*WHAT YOU ARE ASKED TO DO*.
Put the items below into a Markdown table with the columns "No." and "Entry", one item per row, leaving out blank lines. Begin with the first item and stop after the one that contains "window-close-icon[interactable]: ✕ xyxy=(922,8,950,34)".

━━ EXTRACTED DATA

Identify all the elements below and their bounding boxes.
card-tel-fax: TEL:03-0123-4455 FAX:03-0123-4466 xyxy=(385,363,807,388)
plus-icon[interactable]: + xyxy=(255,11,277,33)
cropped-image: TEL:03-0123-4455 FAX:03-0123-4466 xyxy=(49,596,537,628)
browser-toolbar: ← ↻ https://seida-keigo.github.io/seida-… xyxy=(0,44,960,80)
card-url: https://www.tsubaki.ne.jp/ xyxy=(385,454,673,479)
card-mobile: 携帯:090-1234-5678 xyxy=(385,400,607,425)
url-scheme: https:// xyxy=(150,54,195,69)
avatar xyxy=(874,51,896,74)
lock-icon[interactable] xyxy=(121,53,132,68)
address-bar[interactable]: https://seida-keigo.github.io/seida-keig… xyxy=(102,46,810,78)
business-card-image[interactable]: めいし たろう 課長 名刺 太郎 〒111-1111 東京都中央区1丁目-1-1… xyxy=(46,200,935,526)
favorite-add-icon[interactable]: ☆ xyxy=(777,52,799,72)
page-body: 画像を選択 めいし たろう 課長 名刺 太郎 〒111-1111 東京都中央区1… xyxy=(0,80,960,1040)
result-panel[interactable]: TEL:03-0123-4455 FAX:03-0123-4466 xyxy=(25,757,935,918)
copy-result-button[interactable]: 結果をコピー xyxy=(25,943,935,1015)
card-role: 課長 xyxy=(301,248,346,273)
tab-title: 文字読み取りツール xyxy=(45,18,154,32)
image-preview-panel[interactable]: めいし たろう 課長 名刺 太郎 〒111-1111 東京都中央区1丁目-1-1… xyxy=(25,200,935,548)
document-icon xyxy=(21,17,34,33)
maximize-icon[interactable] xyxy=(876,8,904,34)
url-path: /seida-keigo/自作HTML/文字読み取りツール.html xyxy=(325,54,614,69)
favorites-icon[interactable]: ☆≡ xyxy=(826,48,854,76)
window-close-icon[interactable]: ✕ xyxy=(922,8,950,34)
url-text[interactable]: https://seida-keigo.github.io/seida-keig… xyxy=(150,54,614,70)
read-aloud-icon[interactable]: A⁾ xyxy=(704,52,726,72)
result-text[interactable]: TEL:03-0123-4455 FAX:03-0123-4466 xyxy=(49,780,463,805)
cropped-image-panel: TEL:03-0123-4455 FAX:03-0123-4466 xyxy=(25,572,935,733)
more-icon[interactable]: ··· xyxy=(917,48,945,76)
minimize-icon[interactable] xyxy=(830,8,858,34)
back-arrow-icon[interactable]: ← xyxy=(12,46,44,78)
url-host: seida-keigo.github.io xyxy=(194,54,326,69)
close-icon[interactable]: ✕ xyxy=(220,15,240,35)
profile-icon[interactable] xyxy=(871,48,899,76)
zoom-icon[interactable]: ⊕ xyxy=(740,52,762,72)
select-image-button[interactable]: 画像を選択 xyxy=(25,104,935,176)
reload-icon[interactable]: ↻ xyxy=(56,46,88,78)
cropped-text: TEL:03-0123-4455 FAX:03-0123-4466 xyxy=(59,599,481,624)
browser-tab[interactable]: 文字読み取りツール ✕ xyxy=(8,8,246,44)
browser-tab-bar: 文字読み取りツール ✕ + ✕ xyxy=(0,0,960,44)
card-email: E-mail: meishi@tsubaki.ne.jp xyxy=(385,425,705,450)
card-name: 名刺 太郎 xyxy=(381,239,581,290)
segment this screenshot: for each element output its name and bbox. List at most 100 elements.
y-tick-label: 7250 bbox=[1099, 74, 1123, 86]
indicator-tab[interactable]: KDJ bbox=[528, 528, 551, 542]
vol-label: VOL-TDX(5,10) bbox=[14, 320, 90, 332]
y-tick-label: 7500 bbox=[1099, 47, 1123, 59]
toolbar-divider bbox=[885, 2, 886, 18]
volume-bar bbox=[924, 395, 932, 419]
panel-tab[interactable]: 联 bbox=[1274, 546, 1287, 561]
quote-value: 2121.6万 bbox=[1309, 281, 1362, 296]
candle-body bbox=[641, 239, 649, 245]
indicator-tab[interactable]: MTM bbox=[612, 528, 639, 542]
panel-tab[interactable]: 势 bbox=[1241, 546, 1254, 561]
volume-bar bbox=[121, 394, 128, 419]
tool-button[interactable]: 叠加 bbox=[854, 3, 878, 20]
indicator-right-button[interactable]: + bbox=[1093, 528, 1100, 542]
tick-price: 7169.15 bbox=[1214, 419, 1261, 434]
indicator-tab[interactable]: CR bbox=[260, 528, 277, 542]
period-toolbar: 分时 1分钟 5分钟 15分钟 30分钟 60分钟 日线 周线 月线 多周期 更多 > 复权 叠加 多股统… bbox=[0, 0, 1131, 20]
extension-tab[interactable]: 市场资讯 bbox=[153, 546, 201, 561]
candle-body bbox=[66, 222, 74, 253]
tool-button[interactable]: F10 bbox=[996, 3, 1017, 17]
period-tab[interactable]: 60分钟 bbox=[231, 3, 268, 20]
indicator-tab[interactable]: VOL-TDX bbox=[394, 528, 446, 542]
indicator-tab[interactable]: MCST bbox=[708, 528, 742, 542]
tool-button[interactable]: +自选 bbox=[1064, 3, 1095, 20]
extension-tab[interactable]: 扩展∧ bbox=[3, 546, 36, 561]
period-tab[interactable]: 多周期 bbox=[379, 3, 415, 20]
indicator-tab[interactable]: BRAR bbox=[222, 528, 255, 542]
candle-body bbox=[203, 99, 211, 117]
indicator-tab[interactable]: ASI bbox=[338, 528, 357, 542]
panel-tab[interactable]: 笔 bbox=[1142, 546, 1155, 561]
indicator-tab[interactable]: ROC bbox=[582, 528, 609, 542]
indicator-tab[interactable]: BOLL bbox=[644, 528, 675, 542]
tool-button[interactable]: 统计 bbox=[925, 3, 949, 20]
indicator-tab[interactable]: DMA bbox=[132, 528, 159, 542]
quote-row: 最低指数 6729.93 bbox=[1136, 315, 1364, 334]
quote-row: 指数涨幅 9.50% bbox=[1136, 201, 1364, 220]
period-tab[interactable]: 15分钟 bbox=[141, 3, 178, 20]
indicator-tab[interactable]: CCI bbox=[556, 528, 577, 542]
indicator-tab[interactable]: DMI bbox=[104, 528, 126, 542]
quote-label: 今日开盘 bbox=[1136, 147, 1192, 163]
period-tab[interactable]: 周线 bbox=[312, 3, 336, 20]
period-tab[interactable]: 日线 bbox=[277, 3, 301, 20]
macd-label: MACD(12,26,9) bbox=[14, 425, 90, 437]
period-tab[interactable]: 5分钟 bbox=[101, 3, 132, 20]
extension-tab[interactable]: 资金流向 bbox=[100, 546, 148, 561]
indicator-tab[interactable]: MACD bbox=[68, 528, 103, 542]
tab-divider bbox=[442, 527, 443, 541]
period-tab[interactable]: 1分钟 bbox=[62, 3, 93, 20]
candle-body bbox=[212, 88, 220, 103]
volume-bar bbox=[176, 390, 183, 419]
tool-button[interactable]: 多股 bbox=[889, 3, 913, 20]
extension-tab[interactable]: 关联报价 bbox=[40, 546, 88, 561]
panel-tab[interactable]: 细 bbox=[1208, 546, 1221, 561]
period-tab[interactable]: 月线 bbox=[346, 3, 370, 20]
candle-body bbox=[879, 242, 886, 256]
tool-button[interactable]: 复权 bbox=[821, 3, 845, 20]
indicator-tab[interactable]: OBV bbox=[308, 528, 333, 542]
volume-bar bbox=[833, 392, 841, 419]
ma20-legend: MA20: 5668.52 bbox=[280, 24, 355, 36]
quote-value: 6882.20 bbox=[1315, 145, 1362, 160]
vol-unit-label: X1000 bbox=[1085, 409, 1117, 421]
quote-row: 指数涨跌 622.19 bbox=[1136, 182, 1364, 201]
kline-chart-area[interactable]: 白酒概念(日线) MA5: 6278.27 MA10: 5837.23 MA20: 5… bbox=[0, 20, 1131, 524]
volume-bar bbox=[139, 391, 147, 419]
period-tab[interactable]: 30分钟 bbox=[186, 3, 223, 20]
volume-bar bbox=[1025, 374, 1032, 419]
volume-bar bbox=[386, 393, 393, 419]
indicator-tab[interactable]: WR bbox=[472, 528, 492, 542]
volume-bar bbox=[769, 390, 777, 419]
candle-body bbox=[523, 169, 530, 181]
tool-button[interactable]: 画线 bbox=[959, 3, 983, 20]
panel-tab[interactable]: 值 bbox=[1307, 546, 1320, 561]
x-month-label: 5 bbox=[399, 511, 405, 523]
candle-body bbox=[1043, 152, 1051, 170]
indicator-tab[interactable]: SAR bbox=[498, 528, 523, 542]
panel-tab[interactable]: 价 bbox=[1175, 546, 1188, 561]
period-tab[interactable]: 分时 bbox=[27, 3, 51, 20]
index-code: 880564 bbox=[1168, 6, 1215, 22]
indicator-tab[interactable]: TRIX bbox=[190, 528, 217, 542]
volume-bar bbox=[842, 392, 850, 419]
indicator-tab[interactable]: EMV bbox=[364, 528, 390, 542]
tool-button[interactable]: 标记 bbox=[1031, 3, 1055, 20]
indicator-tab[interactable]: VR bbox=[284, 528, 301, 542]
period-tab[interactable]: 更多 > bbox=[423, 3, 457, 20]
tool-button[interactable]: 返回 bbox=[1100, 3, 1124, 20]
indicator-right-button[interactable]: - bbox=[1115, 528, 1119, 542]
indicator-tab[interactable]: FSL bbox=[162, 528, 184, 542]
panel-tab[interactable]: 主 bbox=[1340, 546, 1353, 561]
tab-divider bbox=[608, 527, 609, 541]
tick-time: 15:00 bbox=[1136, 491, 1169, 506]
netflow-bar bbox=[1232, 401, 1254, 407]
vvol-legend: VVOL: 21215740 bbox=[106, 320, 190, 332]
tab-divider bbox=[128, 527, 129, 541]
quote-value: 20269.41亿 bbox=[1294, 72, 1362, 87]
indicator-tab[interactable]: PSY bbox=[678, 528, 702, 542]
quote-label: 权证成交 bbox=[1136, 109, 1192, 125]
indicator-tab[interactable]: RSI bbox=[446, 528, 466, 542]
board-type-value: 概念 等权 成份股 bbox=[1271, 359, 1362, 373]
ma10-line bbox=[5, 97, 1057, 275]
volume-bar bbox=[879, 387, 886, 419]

━━━━

*ANSWER TO THIS TASK*.
| No. | Entry |
|---|---|
| 1 | Identify all the elements below and their bounding boxes. |
| 2 | card-tel-fax: TEL:03-0123-4455 FAX:03-0123-4466 xyxy=(385,363,807,388) |
| 3 | plus-icon[interactable]: + xyxy=(255,11,277,33) |
| 4 | cropped-image: TEL:03-0123-4455 FAX:03-0123-4466 xyxy=(49,596,537,628) |
| 5 | browser-toolbar: ← ↻ https://seida-keigo.github.io/seida-… xyxy=(0,44,960,80) |
| 6 | card-url: https://www.tsubaki.ne.jp/ xyxy=(385,454,673,479) |
| 7 | card-mobile: 携帯:090-1234-5678 xyxy=(385,400,607,425) |
| 8 | url-scheme: https:// xyxy=(150,54,195,69) |
| 9 | avatar xyxy=(874,51,896,74) |
| 10 | lock-icon[interactable] xyxy=(121,53,132,68) |
| 11 | address-bar[interactable]: https://seida-keigo.github.io/seida-keig… xyxy=(102,46,810,78) |
| 12 | business-card-image[interactable]: めいし たろう 課長 名刺 太郎 〒111-1111 東京都中央区1丁目-1-1… xyxy=(46,200,935,526) |
| 13 | favorite-add-icon[interactable]: ☆ xyxy=(777,52,799,72) |
| 14 | page-body: 画像を選択 めいし たろう 課長 名刺 太郎 〒111-1111 東京都中央区1… xyxy=(0,80,960,1040) |
| 15 | result-panel[interactable]: TEL:03-0123-4455 FAX:03-0123-4466 xyxy=(25,757,935,918) |
| 16 | copy-result-button[interactable]: 結果をコピー xyxy=(25,943,935,1015) |
| 17 | card-role: 課長 xyxy=(301,248,346,273) |
| 18 | tab-title: 文字読み取りツール xyxy=(45,18,154,32) |
| 19 | image-preview-panel[interactable]: めいし たろう 課長 名刺 太郎 〒111-1111 東京都中央区1丁目-1-1… xyxy=(25,200,935,548) |
| 20 | document-icon xyxy=(21,17,34,33) |
| 21 | maximize-icon[interactable] xyxy=(876,8,904,34) |
| 22 | url-path: /seida-keigo/自作HTML/文字読み取りツール.html xyxy=(325,54,614,69) |
| 23 | favorites-icon[interactable]: ☆≡ xyxy=(826,48,854,76) |
| 24 | window-close-icon[interactable]: ✕ xyxy=(922,8,950,34) |